_Material for this task_
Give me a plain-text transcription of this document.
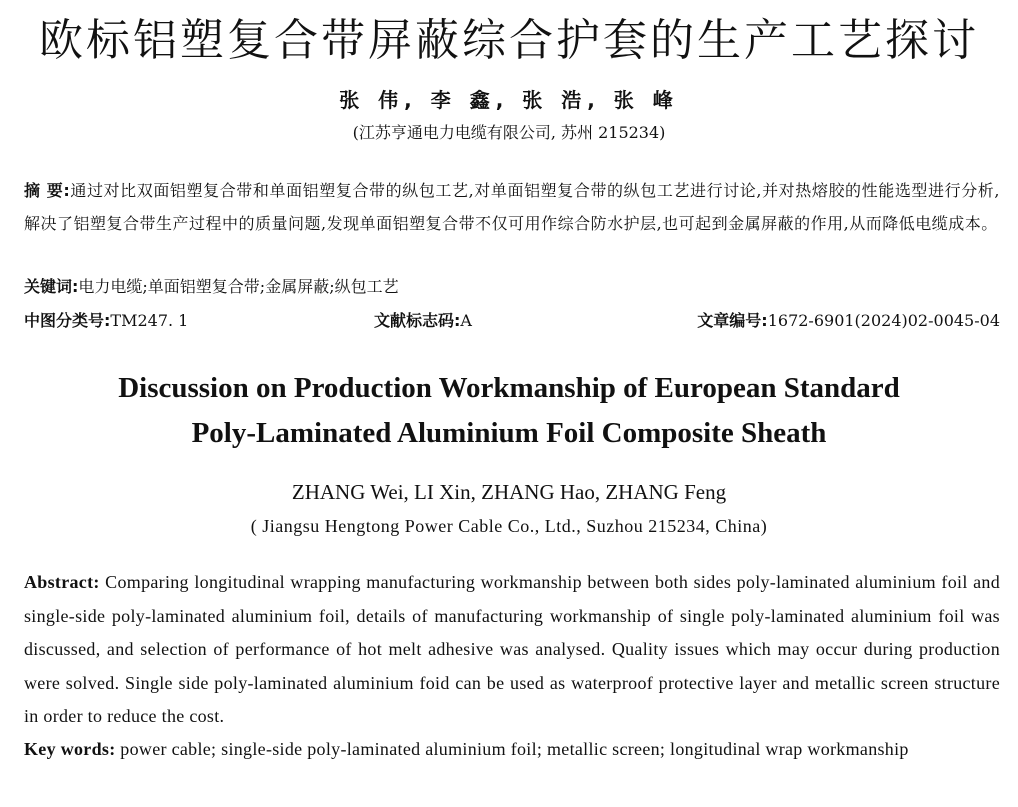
欧标铝塑复合带屏蔽综合护套的生产工艺探讨
张 伟, 李 鑫, 张 浩, 张 峰
(江苏亨通电力电缆有限公司, 苏州 215234)
摘 要:通过对比双面铝塑复合带和单面铝塑复合带的纵包工艺,对单面铝塑复合带的纵包工艺进行讨论,并对热熔胶的性能选型进行分析,解决了铝塑复合带生产过程中的质量问题,发现单面铝塑复合带不仅可用作综合防水护层,也可起到金属屏蔽的作用,从而降低电缆成本。
关键词:电力电缆;单面铝塑复合带;金属屏蔽;纵包工艺
中图分类号:TM247. 1	文献标志码:A	文章编号:1672-6901(2024)02-0045-04
Discussion on Production Workmanship of European Standard
Poly-Laminated Aluminium Foil Composite Sheath
ZHANG Wei, LI Xin, ZHANG Hao, ZHANG Feng
( Jiangsu Hengtong Power Cable Co., Ltd., Suzhou 215234, China)
Abstract: Comparing longitudinal wrapping manufacturing workmanship between both sides poly-laminated aluminium foil and single-side poly-laminated aluminium foil, details of manufacturing workmanship of single poly-laminated aluminium foil was discussed, and selection of performance of hot melt adhesive was analysed. Quality issues which may occur during production were solved. Single side poly-laminated aluminium foid can be used as waterproof protective layer and metallic screen structure in order to reduce the cost.
Key words: power cable; single-side poly-laminated aluminium foil; metallic screen; longitudinal wrap workmanship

_Written task_
Repeat the listing in full and exactly. Leave any pictures out.

_Written answer_
Give me a plain-text transcription of this document.
欧标铝塑复合带屏蔽综合护套的生产工艺探讨
张 伟, 李 鑫, 张 浩, 张 峰
(江苏亨通电力电缆有限公司, 苏州 215234)
摘 要:通过对比双面铝塑复合带和单面铝塑复合带的纵包工艺,对单面铝塑复合带的纵包工艺进行讨论,并对热熔胶的性能选型进行分析,解决了铝塑复合带生产过程中的质量问题,发现单面铝塑复合带不仅可用作综合防水护层,也可起到金属屏蔽的作用,从而降低电缆成本。
关键词:电力电缆;单面铝塑复合带;金属屏蔽;纵包工艺
中图分类号:TM247. 1	文献标志码:A	文章编号:1672-6901(2024)02-0045-04
Discussion on Production Workmanship of European Standard
Poly-Laminated Aluminium Foil Composite Sheath
ZHANG Wei, LI Xin, ZHANG Hao, ZHANG Feng
( Jiangsu Hengtong Power Cable Co., Ltd., Suzhou 215234, China)
Abstract: Comparing longitudinal wrapping manufacturing workmanship between both sides poly-laminated aluminium foil and single-side poly-laminated aluminium foil, details of manufacturing workmanship of single poly-laminated aluminium foil was discussed, and selection of performance of hot melt adhesive was analysed. Quality issues which may occur during production were solved. Single side poly-laminated aluminium foid can be used as waterproof protective layer and metallic screen structure in order to reduce the cost.
Key words: power cable; single-side poly-laminated aluminium foil; metallic screen; longitudinal wrap workmanship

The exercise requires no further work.